**WHAT YOU WILL DO:** Return each line of the data below as one string in a JSON list, leaving out blank lines.

**RECORDS PROVIDED:**
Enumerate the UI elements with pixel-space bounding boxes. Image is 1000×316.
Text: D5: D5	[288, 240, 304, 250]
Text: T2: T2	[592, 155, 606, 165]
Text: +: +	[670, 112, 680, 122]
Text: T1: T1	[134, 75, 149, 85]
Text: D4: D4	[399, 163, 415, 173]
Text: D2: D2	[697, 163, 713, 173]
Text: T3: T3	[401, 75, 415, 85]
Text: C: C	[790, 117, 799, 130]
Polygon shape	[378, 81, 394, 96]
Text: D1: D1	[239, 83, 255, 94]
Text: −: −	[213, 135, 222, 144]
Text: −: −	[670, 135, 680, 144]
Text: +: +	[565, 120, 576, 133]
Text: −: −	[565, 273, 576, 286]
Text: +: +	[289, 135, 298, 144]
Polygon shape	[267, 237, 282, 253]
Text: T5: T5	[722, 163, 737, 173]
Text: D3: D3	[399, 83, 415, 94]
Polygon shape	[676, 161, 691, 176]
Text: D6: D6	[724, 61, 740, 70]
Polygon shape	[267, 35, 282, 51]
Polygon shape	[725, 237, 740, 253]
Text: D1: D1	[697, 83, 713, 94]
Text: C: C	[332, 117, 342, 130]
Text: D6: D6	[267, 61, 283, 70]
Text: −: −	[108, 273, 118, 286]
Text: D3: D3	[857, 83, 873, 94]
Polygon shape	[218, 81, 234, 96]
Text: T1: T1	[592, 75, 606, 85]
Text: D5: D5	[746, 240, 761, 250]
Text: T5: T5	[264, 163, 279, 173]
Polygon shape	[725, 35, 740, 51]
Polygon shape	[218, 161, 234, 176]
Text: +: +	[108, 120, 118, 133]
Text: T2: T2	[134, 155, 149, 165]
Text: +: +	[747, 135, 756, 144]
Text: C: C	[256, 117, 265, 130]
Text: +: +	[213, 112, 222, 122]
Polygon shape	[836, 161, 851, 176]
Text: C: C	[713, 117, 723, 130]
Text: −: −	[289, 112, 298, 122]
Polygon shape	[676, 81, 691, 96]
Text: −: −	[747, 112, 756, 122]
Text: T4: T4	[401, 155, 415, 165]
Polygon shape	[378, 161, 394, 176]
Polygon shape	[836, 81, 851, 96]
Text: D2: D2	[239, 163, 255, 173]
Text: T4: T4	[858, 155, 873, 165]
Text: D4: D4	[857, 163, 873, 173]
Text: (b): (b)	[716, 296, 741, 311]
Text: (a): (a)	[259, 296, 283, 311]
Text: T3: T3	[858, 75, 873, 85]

**EXERCISE SOLUTION:**
[
  "Enumerate the UI elements with pixel-space bounding boxes. Image is 1000×316.",
  "Text: D5: D5\t[288, 240, 304, 250]",
  "Text: T2: T2\t[592, 155, 606, 165]",
  "Text: +: +\t[670, 112, 680, 122]",
  "Text: T1: T1\t[134, 75, 149, 85]",
  "Text: D4: D4\t[399, 163, 415, 173]",
  "Text: D2: D2\t[697, 163, 713, 173]",
  "Text: T3: T3\t[401, 75, 415, 85]",
  "Text: C: C\t[790, 117, 799, 130]",
  "Polygon shape\t[378, 81, 394, 96]",
  "Text: D1: D1\t[239, 83, 255, 94]",
  "Text: −: −\t[213, 135, 222, 144]",
  "Text: −: −\t[670, 135, 680, 144]",
  "Text: +: +\t[565, 120, 576, 133]",
  "Text: −: −\t[565, 273, 576, 286]",
  "Text: +: +\t[289, 135, 298, 144]",
  "Polygon shape\t[267, 237, 282, 253]",
  "Text: T5: T5\t[722, 163, 737, 173]",
  "Text: D3: D3\t[399, 83, 415, 94]",
  "Polygon shape\t[676, 161, 691, 176]",
  "Text: D6: D6\t[724, 61, 740, 70]",
  "Polygon shape\t[267, 35, 282, 51]",
  "Polygon shape\t[725, 237, 740, 253]",
  "Text: D1: D1\t[697, 83, 713, 94]",
  "Text: C: C\t[332, 117, 342, 130]",
  "Text: D6: D6\t[267, 61, 283, 70]",
  "Text: −: −\t[108, 273, 118, 286]",
  "Text: D3: D3\t[857, 83, 873, 94]",
  "Polygon shape\t[218, 81, 234, 96]",
  "Text: T1: T1\t[592, 75, 606, 85]",
  "Text: D5: D5\t[746, 240, 761, 250]",
  "Text: T5: T5\t[264, 163, 279, 173]",
  "Polygon shape\t[725, 35, 740, 51]",
  "Polygon shape\t[218, 161, 234, 176]",
  "Text: +: +\t[108, 120, 118, 133]",
  "Text: T2: T2\t[134, 155, 149, 165]",
  "Text: +: +\t[747, 135, 756, 144]",
  "Text: C: C\t[256, 117, 265, 130]",
  "Text: +: +\t[213, 112, 222, 122]",
  "Polygon shape\t[836, 161, 851, 176]",
  "Text: C: C\t[713, 117, 723, 130]",
  "Text: −: −\t[289, 112, 298, 122]",
  "Polygon shape\t[676, 81, 691, 96]",
  "Text: −: −\t[747, 112, 756, 122]",
  "Text: T4: T4\t[401, 155, 415, 165]",
  "Polygon shape\t[378, 161, 394, 176]",
  "Polygon shape\t[836, 81, 851, 96]",
  "Text: D2: D2\t[239, 163, 255, 173]",
  "Text: T4: T4\t[858, 155, 873, 165]",
  "Text: D4: D4\t[857, 163, 873, 173]",
  "Text: (b): (b)\t[716, 296, 741, 311]",
  "Text: (a): (a)\t[259, 296, 283, 311]",
  "Text: T3: T3\t[858, 75, 873, 85]"
]